I suggest removing “NA (other)” in the following analyses, as I think that looking at “distractor” and “other” are two different concepts. Theortically, we are interested in understanding whether kids looked at target more than distractor and we may not want to include the time when kids were bored and didn’t pay attention to trials/simply did not understand the task. In addition, the number of cases when kids only looked at “other” is low across experiments, so we are good.
first_looks_df %>%
group_by(aoi, experiment_num) %>%
count()
## # A tibble: 9 x 3
## # Groups: aoi, experiment_num [9]
## aoi experiment_num n
## <chr> <chr> <int>
## 1 distractor pilot_1a 128
## 2 distractor pilot_1b_no_outcome 9
## 3 distractor pilot_1b_outcome 12
## 4 other pilot_1a 22
## 5 other pilot_1b_no_outcome 3
## 6 other pilot_1b_outcome 1
## 7 target pilot_1a 328
## 8 target pilot_1b_no_outcome 31
## 9 target pilot_1b_outcome 31
Data visualization across different test trials
Pilot 1a
ggplot(data = filter(first_looks_df, experiment_num == "pilot_1a")) +
geom_bar(mapping = aes(x = aoi, y = ..prop.., group = 1, stat = "count")) +
scale_y_continuous(labels = scales::percent_format()) +
facet_wrap(.~trial_num, ncol = 4)
Pilot 1b
ggplot(data = filter(first_looks_df, experiment_num != "pilot_1a")) +
geom_bar(mapping = aes(x = aoi, y = ..prop.., group = 1, stat = "count")) +
scale_y_continuous(labels = scales::percent_format()) +
facet_wrap(trial_num~experiment_num, ncol = 4)
Descriptive stats
Note that the following analyses removed NA (i.e., when kids looked at other all the time during the anticipatory window between -3880ms to +120ms)
Mean and sd of first look location in different trials. The means of all trials are above 50%
mean_sd_aoi <- first_looks_df %>%
filter(!is.na(aoi)) %>%
mutate(aoi_dummy = ifelse(aoi == "target", 1, 0)) %>%
group_by(trial_num, experiment_num) %>%
summarize(number_of_kids_each_trial = n(),
mean(aoi_dummy),
sd(aoi_dummy))
Data visualization
ggplot(mean_sd_aoi, aes(x = trial_num, y = `mean(aoi_dummy)`)) +
geom_line()+
facet_grid(.~experiment_num)

#### DATASET EXTRACT
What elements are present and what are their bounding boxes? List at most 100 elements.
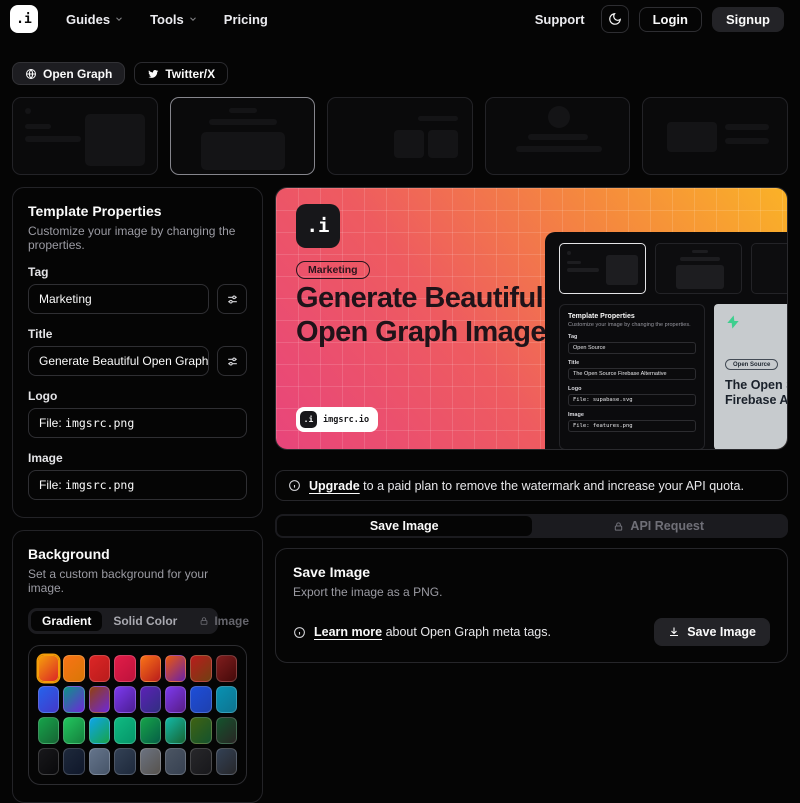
gradient-swatch[interactable] [114,748,135,775]
login-button[interactable]: Login [639,7,702,32]
image-type-tabs: Open Graph Twitter/X [12,62,800,85]
tab-open-graph[interactable]: Open Graph [12,62,125,85]
save-panel-description: Export the image as a PNG. [293,585,770,599]
tab-save-image[interactable]: Save Image [277,516,532,536]
preview-tag-pill: Marketing [296,261,370,279]
gradient-swatch[interactable] [216,655,237,682]
gradient-swatch[interactable] [190,717,211,744]
chevron-down-icon [188,14,198,24]
globe-icon [25,68,37,80]
tag-options-button[interactable] [217,284,247,314]
gradient-swatch[interactable] [114,717,135,744]
tag-input[interactable]: Marketing [28,284,209,314]
template-thumbnail-3[interactable] [327,97,473,175]
gradient-swatch[interactable] [190,748,211,775]
image-field-label: Image [28,451,247,465]
support-link[interactable]: Support [535,12,585,27]
gradient-swatch[interactable] [216,748,237,775]
inner-og-preview: Open Source The Open Source Firebase Alt… [714,304,788,450]
gradient-swatch[interactable] [63,686,84,713]
logo-field-label: Logo [28,389,247,403]
gradient-swatch[interactable] [63,655,84,682]
gradient-swatch[interactable] [63,717,84,744]
upgrade-text: Upgrade to a paid plan to remove the wat… [309,479,744,493]
background-panel: Background Set a custom background for y… [12,530,263,803]
watermark-badge: .i imgsrc.io [296,407,378,432]
nav-item-tools[interactable]: Tools [150,12,198,27]
lock-icon [613,521,624,532]
lock-icon [199,616,209,626]
gradient-swatch[interactable] [140,655,161,682]
info-icon [288,479,301,492]
watermark-text: imgsrc.io [323,415,369,425]
gradient-swatch[interactable] [216,686,237,713]
template-thumbnail-2[interactable] [170,97,316,175]
inner-thumbnail-row [559,243,788,294]
header: .i Guides Tools Pricing Support Login Si… [0,0,800,38]
gradient-swatch[interactable] [89,748,110,775]
save-panel-title: Save Image [293,564,770,580]
moon-icon [608,12,622,26]
inner-thumbnail-selected [559,243,646,294]
gradient-swatch[interactable] [190,686,211,713]
title-field-label: Title [28,327,247,341]
gradient-swatch[interactable] [140,686,161,713]
upgrade-link[interactable]: Upgrade [309,479,360,493]
template-thumbnail-4[interactable] [485,97,631,175]
gradient-swatch[interactable] [165,717,186,744]
gradient-swatch[interactable] [190,655,211,682]
gradient-swatch-box [28,645,247,785]
inner-preview-tag: Open Source [725,359,778,370]
panel-title: Background [28,546,247,562]
tab-api-request[interactable]: API Request [532,516,787,536]
gradient-swatch[interactable] [38,655,59,682]
template-thumbnail-row [12,97,788,175]
gradient-swatch[interactable] [114,655,135,682]
preview-inner-screenshot: Template Properties Customize your image… [545,232,788,450]
gradient-swatch[interactable] [38,748,59,775]
signup-button[interactable]: Signup [712,7,784,32]
gradient-swatch[interactable] [63,748,84,775]
title-input[interactable]: Generate Beautiful Open Graph Images [28,346,209,376]
output-tabs: Save Image API Request [275,514,788,538]
gradient-swatch[interactable] [165,686,186,713]
gradient-swatch[interactable] [140,717,161,744]
template-thumbnail-5[interactable] [642,97,788,175]
panel-description: Set a custom background for your image. [28,567,247,595]
gradient-swatch[interactable] [165,748,186,775]
inner-thumbnail [751,243,788,294]
tab-image[interactable]: Image [188,611,260,631]
inner-thumbnail [655,243,742,294]
gradient-swatch[interactable] [216,717,237,744]
gradient-swatch[interactable] [38,717,59,744]
theme-toggle-button[interactable] [601,5,629,33]
upgrade-banner: Upgrade to a paid plan to remove the wat… [275,470,788,501]
image-file-input[interactable]: File: imgsrc.png [28,470,247,500]
title-options-button[interactable] [217,346,247,376]
sliders-icon [226,293,239,306]
og-image-preview: .i Marketing Generate Beautiful Open Gra… [275,187,788,450]
gradient-swatch[interactable] [89,686,110,713]
gradient-swatch[interactable] [89,717,110,744]
nav-item-guides[interactable]: Guides [66,12,124,27]
logo-file-input[interactable]: File: imgsrc.png [28,408,247,438]
tab-twitter-x[interactable]: Twitter/X [134,62,228,85]
save-image-button[interactable]: Save Image [654,618,770,646]
learn-more-link[interactable]: Learn more [314,625,382,639]
tab-solid-color[interactable]: Solid Color [102,611,188,631]
app-logo[interactable]: .i [10,5,38,33]
gradient-swatch[interactable] [38,686,59,713]
gradient-swatch[interactable] [114,686,135,713]
gradient-swatch[interactable] [89,655,110,682]
watermark-logo: .i [300,411,317,428]
chevron-down-icon [114,14,124,24]
panel-title: Template Properties [28,203,247,219]
right-column: .i Marketing Generate Beautiful Open Gra… [275,187,788,663]
gradient-swatch[interactable] [140,748,161,775]
nav-item-pricing[interactable]: Pricing [224,12,268,27]
main-content: Template Properties Customize your image… [12,187,788,803]
gradient-swatch[interactable] [165,655,186,682]
tab-gradient[interactable]: Gradient [31,611,102,631]
template-thumbnail-1[interactable] [12,97,158,175]
supabase-bolt-icon [725,314,741,330]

#### SHORT PROBLEM 1
Answer these questions about the first-look analysis notes above, each on its own line:
(a) What count of first looks at target does the analysis report for pilot_1a?
(b) Between which two times does the anticipatory window run?
(c) What does the writer suggest removing from the following analyses?
#### SHORT PROBLEM 2
Pick up the first-look analysis notes after their final code chunk and keep writing.

#### EXERCISE RESULT 1
(a) 328
(b) -3880ms and +120ms
(c) "NA (other)"

#### EXERCISE RESULT 2
Mixed-level analysis: First look location
Pilot 1a: kids looked at target less over time. But generally speaking, they still looked at targat significantly more than distracter
first_looks_df_1a <- first_looks_df %>%
filter(experiment_num == "pilot_1a", !is.na(aoi)) %>%
mutate(aoi_dummy = ifelse(aoi == "target", 1, 0))
first_look_1a <- glmer(aoi_dummy ~ trial_num + (1|subid), data = first_looks_df_1a, family = "binomial")
summary(first_look_1a)
## Generalized linear mixed model fit by maximum likelihood (Laplace
## Approximation) [glmerMod]
## Family: binomial ( logit )
## Formula: aoi_dummy ~ trial_num + (1 | subid)
## Data: first_looks_df_1a
##
## AIC BIC logLik deviance df.resid
## 589.7 602.2 -291.9 583.7 475
##
## Scaled residuals:
## Min 1Q Median 3Q Max
## -1.9392 -1.1323 0.5435 0.6759 0.9313
##
## Random effects:
## Groups Name Variance Std.Dev.
## subid (Intercept) 0.3446 0.5871
## Number of obs: 478, groups: subid, 61
##
## Fixed effects:
## Estimate Std. Error z value Pr(>|z|)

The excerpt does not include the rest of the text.